#### TASK GOAL
Scan the records and identify every line in which the string "twitter" occurs, then return those lines.

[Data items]

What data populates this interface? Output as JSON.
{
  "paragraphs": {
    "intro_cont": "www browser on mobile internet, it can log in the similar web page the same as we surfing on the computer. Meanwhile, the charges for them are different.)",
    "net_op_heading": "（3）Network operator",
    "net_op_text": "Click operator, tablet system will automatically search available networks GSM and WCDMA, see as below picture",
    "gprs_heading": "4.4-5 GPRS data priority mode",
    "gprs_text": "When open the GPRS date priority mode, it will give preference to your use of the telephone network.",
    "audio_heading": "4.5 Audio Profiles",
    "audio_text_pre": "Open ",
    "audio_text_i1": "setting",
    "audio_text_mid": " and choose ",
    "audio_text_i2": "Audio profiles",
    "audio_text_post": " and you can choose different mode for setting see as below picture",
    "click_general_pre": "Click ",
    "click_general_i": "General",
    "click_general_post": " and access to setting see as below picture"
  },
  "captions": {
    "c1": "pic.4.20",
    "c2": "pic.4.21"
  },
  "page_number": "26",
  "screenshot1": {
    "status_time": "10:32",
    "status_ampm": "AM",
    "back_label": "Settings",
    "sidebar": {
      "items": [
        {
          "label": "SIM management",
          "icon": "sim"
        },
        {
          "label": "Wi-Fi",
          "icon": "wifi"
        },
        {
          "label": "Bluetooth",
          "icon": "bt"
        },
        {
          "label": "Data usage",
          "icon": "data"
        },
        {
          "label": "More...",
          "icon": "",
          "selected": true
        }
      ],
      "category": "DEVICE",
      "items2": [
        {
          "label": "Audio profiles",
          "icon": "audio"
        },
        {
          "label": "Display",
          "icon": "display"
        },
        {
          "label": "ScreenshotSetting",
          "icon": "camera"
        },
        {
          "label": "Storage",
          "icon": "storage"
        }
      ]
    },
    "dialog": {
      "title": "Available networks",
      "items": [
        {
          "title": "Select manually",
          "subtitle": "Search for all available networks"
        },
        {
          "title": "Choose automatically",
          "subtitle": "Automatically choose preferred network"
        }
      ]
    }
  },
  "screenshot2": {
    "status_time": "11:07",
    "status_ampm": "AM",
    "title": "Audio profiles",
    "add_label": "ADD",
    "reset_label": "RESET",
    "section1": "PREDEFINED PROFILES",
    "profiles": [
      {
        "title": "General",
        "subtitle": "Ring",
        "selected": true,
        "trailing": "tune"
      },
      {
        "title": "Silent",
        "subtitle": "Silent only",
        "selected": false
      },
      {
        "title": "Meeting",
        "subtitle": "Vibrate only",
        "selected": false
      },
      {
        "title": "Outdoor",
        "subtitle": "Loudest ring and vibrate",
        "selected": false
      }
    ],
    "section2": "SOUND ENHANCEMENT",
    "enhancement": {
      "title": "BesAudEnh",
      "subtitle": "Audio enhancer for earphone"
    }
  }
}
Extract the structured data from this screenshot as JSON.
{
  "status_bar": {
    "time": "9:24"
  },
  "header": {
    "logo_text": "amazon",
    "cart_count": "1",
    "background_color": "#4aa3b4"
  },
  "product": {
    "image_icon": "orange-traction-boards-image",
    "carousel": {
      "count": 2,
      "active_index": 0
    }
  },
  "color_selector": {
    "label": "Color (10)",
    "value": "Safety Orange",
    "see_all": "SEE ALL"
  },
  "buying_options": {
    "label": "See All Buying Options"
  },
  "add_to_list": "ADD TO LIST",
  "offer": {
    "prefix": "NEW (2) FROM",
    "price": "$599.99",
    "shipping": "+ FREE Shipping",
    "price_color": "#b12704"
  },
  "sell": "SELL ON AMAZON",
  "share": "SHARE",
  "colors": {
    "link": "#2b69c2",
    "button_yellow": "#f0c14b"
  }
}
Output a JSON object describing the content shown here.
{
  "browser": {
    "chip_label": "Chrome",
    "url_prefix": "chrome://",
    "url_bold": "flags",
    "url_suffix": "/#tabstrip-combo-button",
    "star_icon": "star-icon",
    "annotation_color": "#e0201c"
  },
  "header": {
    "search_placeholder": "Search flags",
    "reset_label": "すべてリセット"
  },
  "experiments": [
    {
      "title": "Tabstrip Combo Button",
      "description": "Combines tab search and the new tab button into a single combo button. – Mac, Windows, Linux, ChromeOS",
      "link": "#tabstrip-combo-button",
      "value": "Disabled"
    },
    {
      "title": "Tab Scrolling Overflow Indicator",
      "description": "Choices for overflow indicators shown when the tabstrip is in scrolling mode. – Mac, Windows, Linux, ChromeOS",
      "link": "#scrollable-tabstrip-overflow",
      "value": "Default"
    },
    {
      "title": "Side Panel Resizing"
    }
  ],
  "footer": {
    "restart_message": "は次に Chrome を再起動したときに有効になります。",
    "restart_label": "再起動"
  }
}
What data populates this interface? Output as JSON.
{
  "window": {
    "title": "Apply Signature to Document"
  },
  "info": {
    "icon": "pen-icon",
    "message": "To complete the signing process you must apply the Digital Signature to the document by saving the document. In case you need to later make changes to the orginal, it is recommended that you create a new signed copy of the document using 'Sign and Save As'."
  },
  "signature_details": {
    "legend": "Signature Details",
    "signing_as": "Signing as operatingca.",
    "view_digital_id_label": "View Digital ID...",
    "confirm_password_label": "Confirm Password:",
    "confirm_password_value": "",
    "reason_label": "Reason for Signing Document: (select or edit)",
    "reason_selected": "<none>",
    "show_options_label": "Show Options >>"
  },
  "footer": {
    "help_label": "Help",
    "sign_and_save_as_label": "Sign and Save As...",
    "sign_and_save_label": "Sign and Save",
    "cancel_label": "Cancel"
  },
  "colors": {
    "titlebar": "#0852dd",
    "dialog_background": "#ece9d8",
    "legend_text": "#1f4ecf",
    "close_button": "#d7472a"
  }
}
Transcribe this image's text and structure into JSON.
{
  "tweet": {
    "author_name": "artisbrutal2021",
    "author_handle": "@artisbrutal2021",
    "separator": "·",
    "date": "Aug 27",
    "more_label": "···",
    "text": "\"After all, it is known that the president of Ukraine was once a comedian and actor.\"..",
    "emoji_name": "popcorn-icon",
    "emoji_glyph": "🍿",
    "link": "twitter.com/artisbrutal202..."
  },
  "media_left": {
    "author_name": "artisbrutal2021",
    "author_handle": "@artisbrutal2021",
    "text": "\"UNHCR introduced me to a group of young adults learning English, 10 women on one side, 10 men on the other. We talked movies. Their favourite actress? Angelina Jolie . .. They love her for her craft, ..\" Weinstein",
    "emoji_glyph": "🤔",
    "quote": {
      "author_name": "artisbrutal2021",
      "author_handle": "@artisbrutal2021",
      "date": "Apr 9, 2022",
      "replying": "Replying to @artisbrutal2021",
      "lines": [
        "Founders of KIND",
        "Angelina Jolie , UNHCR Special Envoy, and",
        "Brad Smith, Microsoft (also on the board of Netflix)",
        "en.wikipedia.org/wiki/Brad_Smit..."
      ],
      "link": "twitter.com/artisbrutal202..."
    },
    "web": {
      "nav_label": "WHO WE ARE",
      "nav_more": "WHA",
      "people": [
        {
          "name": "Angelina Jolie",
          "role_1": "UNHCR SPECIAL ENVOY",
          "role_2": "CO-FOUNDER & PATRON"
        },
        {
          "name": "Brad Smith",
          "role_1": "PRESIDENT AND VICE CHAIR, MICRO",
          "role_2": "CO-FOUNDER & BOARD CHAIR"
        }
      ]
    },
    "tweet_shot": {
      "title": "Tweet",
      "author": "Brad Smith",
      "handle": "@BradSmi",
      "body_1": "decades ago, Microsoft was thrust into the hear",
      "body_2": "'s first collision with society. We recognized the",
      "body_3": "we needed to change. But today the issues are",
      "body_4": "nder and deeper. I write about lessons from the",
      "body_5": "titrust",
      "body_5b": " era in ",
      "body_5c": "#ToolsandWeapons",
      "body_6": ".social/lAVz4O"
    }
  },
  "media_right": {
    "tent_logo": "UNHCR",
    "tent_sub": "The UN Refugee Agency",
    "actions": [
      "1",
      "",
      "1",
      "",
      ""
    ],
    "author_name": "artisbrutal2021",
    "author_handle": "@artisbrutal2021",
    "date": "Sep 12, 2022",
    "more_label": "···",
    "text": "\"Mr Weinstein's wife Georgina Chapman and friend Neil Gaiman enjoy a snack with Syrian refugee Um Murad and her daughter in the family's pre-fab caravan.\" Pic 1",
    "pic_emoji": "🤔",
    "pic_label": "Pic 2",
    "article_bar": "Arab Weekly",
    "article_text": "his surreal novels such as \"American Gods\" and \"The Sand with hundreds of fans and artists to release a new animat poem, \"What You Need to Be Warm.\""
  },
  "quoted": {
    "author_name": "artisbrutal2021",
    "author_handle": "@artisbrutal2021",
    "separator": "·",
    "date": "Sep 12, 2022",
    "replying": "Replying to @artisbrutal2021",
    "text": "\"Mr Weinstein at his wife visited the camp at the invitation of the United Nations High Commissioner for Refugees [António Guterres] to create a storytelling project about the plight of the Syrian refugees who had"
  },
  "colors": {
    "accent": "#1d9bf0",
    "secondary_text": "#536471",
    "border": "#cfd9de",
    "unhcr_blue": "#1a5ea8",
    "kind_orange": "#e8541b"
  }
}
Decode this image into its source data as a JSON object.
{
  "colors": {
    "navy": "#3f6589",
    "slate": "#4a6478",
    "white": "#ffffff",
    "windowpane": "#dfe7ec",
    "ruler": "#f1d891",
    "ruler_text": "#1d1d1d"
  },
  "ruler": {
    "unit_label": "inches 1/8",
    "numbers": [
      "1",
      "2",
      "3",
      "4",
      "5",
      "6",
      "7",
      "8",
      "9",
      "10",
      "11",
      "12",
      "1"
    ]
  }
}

#### REPLY
    "link": "twitter.com/artisbrutal202..."
      "link": "twitter.com/artisbrutal202..."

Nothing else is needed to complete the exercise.